_Stated problem:_ Would you write out the listing verbatim and skip every picture in it?

_Entries from a visual dataset:_

-- START --

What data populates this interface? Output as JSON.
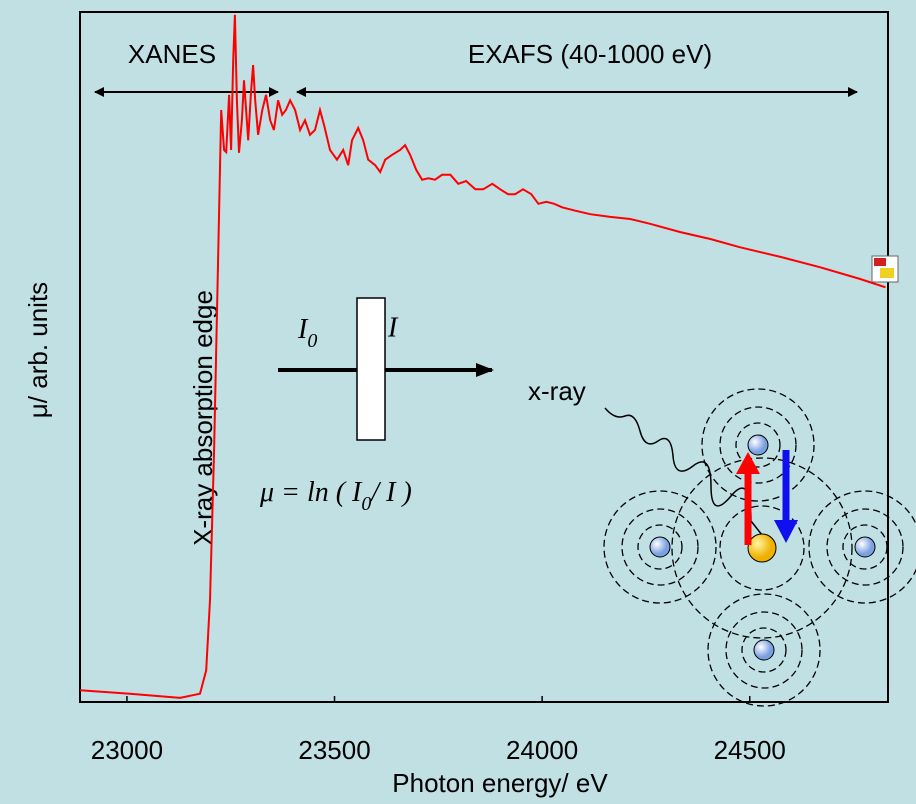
{
  "chart_data": {
    "type": "line",
    "x_label": "Photon energy/ eV",
    "y_label": "μ/ arb. units",
    "annotations": {
      "xanes": "XANES",
      "exafs": "EXAFS (40-1000 eV)",
      "edge": "X-ray absorption edge",
      "xray": "x-ray",
      "beam_in": [
        "I",
        "0"
      ],
      "beam_out": "I",
      "equation": [
        "μ = ln ( I",
        "0",
        "/ I )"
      ]
    },
    "color": "#ff0000",
    "xlim": [
      22887,
      24833
    ],
    "ylim": [
      0,
      100
    ],
    "xticks": [
      23000,
      23500,
      24000,
      24500
    ],
    "x": [
      22887,
      23007,
      23128,
      23176,
      23191,
      23200,
      23210,
      23220,
      23227,
      23234,
      23239,
      23246,
      23251,
      23256,
      23260,
      23265,
      23270,
      23277,
      23282,
      23287,
      23292,
      23299,
      23304,
      23309,
      23316,
      23326,
      23335,
      23345,
      23354,
      23364,
      23374,
      23383,
      23393,
      23405,
      23417,
      23429,
      23441,
      23453,
      23465,
      23475,
      23489,
      23506,
      23521,
      23533,
      23542,
      23557,
      23569,
      23581,
      23598,
      23610,
      23622,
      23639,
      23658,
      23670,
      23682,
      23697,
      23711,
      23726,
      23742,
      23759,
      23779,
      23798,
      23817,
      23839,
      23858,
      23880,
      23899,
      23918,
      23935,
      23954,
      23974,
      23991,
      24010,
      24029,
      24048,
      24080,
      24116,
      24164,
      24212,
      24260,
      24333,
      24405,
      24477,
      24574,
      24670,
      24766,
      24827
    ],
    "values": [
      1.7,
      1.2,
      0.6,
      1.2,
      4.6,
      14.8,
      36.5,
      65.5,
      85.8,
      80.0,
      79.7,
      88.0,
      80.0,
      93.0,
      99.6,
      87.2,
      79.6,
      84.3,
      90.1,
      85.8,
      81.4,
      88.6,
      92.3,
      87.2,
      82.2,
      85.8,
      88.0,
      84.3,
      82.9,
      87.2,
      85.1,
      85.8,
      87.2,
      85.8,
      82.9,
      84.3,
      82.2,
      82.9,
      85.8,
      83.6,
      80.0,
      78.6,
      80.0,
      77.8,
      81.4,
      83.2,
      81.4,
      78.6,
      77.8,
      76.8,
      78.6,
      79.3,
      80.0,
      80.7,
      79.3,
      77.1,
      75.7,
      75.9,
      75.7,
      76.4,
      76.4,
      75.1,
      75.5,
      74.3,
      74.3,
      75.1,
      74.3,
      73.6,
      73.6,
      74.3,
      73.6,
      72.2,
      72.5,
      72.2,
      71.7,
      71.2,
      70.7,
      70.3,
      70.0,
      69.3,
      68.1,
      67.1,
      65.9,
      64.5,
      63.0,
      61.3,
      60.1
    ]
  }
}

-- END --

_Answer below:_
What data populates this interface? Output as JSON.
{
  "chart_data": {
    "type": "line",
    "x_label": "Photon energy/ eV",
    "y_label": "μ/ arb. units",
    "annotations": {
      "xanes": "XANES",
      "exafs": "EXAFS (40-1000 eV)",
      "edge": "X-ray absorption edge",
      "xray": "x-ray",
      "beam_in": [
        "I",
        "0"
      ],
      "beam_out": "I",
      "equation": [
        "μ = ln ( I",
        "0",
        "/ I )"
      ]
    },
    "color": "#ff0000",
    "xlim": [
      22887,
      24833
    ],
    "ylim": [
      0,
      100
    ],
    "xticks": [
      23000,
      23500,
      24000,
      24500
    ],
    "x": [
      22887,
      23007,
      23128,
      23176,
      23191,
      23200,
      23210,
      23220,
      23227,
      23234,
      23239,
      23246,
      23251,
      23256,
      23260,
      23265,
      23270,
      23277,
      23282,
      23287,
      23292,
      23299,
      23304,
      23309,
      23316,
      23326,
      23335,
      23345,
      23354,
      23364,
      23374,
      23383,
      23393,
      23405,
      23417,
      23429,
      23441,
      23453,
      23465,
      23475,
      23489,
      23506,
      23521,
      23533,
      23542,
      23557,
      23569,
      23581,
      23598,
      23610,
      23622,
      23639,
      23658,
      23670,
      23682,
      23697,
      23711,
      23726,
      23742,
      23759,
      23779,
      23798,
      23817,
      23839,
      23858,
      23880,
      23899,
      23918,
      23935,
      23954,
      23974,
      23991,
      24010,
      24029,
      24048,
      24080,
      24116,
      24164,
      24212,
      24260,
      24333,
      24405,
      24477,
      24574,
      24670,
      24766,
      24827
    ],
    "values": [
      1.7,
      1.2,
      0.6,
      1.2,
      4.6,
      14.8,
      36.5,
      65.5,
      85.8,
      80.0,
      79.7,
      88.0,
      80.0,
      93.0,
      99.6,
      87.2,
      79.6,
      84.3,
      90.1,
      85.8,
      81.4,
      88.6,
      92.3,
      87.2,
      82.2,
      85.8,
      88.0,
      84.3,
      82.9,
      87.2,
      85.1,
      85.8,
      87.2,
      85.8,
      82.9,
      84.3,
      82.2,
      82.9,
      85.8,
      83.6,
      80.0,
      78.6,
      80.0,
      77.8,
      81.4,
      83.2,
      81.4,
      78.6,
      77.8,
      76.8,
      78.6,
      79.3,
      80.0,
      80.7,
      79.3,
      77.1,
      75.7,
      75.9,
      75.7,
      76.4,
      76.4,
      75.1,
      75.5,
      74.3,
      74.3,
      75.1,
      74.3,
      73.6,
      73.6,
      74.3,
      73.6,
      72.2,
      72.5,
      72.2,
      71.7,
      71.2,
      70.7,
      70.3,
      70.0,
      69.3,
      68.1,
      67.1,
      65.9,
      64.5,
      63.0,
      61.3,
      60.1
    ]
  }
}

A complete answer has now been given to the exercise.